* **DATA FOR THIS EXERCISE**
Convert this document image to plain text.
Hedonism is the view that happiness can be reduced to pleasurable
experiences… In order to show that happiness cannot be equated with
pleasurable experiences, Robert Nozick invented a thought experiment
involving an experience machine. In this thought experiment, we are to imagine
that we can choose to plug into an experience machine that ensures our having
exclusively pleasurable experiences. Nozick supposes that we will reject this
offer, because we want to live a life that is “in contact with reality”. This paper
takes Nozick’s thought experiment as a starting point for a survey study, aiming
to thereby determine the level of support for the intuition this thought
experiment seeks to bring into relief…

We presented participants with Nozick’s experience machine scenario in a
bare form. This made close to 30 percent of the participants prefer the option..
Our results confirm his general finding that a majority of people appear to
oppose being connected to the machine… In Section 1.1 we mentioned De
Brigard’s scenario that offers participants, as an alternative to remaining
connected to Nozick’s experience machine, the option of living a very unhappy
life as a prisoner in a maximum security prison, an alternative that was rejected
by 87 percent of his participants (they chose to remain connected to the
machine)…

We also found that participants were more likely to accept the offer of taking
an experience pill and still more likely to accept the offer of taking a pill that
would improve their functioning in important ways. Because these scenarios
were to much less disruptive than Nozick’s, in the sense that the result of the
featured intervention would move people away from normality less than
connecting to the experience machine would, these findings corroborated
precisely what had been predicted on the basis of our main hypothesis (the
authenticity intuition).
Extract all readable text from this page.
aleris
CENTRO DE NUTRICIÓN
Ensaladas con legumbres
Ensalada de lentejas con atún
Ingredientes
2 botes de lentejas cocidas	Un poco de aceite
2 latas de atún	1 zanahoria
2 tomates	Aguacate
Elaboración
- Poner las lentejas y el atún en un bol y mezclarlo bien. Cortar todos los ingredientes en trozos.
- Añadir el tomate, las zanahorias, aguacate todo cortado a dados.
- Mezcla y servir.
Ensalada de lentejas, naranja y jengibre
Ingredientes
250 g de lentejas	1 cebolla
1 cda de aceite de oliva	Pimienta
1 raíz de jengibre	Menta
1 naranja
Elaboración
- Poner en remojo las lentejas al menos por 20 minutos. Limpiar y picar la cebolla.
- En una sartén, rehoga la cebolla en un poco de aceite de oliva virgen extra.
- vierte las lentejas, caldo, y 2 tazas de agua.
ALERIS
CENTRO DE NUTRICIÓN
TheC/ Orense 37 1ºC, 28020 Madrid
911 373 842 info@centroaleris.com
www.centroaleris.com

* **EXERCISE PROMPT**
Write out every line of the material again, exactly as it reads.

* **RESULT OF THIS EXERCISE**
Convert this document image to plain text.
Hedonism is the view that happiness can be reduced to pleasurable
experiences… In order to show that happiness cannot be equated with
pleasurable experiences, Robert Nozick invented a thought experiment
involving an experience machine. In this thought experiment, we are to imagine
that we can choose to plug into an experience machine that ensures our having
exclusively pleasurable experiences. Nozick supposes that we will reject this
offer, because we want to live a life that is “in contact with reality”. This paper
takes Nozick’s thought experiment as a starting point for a survey study, aiming
to thereby determine the level of support for the intuition this thought
experiment seeks to bring into relief…

We presented participants with Nozick’s experience machine scenario in a
bare form. This made close to 30 percent of the participants prefer the option..
Our results confirm his general finding that a majority of people appear to
oppose being connected to the machine… In Section 1.1 we mentioned De
Brigard’s scenario that offers participants, as an alternative to remaining
connected to Nozick’s experience machine, the option of living a very unhappy
life as a prisoner in a maximum security prison, an alternative that was rejected
by 87 percent of his participants (they chose to remain connected to the
machine)…

We also found that participants were more likely to accept the offer of taking
an experience pill and still more likely to accept the offer of taking a pill that
would improve their functioning in important ways. Because these scenarios
were to much less disruptive than Nozick’s, in the sense that the result of the
featured intervention would move people away from normality less than
connecting to the experience machine would, these findings corroborated
precisely what had been predicted on the basis of our main hypothesis (the
authenticity intuition).
Extract all readable text from this page.
aleris
CENTRO DE NUTRICIÓN
Ensaladas con legumbres
Ensalada de lentejas con atún
Ingredientes
2 botes de lentejas cocidas	Un poco de aceite
2 latas de atún	1 zanahoria
2 tomates	Aguacate
Elaboración
- Poner las lentejas y el atún en un bol y mezclarlo bien. Cortar todos los ingredientes en trozos.
- Añadir el tomate, las zanahorias, aguacate todo cortado a dados.
- Mezcla y servir.
Ensalada de lentejas, naranja y jengibre
Ingredientes
250 g de lentejas	1 cebolla
1 cda de aceite de oliva	Pimienta
1 raíz de jengibre	Menta
1 naranja
Elaboración
- Poner en remojo las lentejas al menos por 20 minutos. Limpiar y picar la cebolla.
- En una sartén, rehoga la cebolla en un poco de aceite de oliva virgen extra.
- vierte las lentejas, caldo, y 2 tazas de agua.
ALERIS
CENTRO DE NUTRICIÓN
TheC/ Orense 37 1ºC, 28020 Madrid
911 373 842 info@centroaleris.com
www.centroaleris.com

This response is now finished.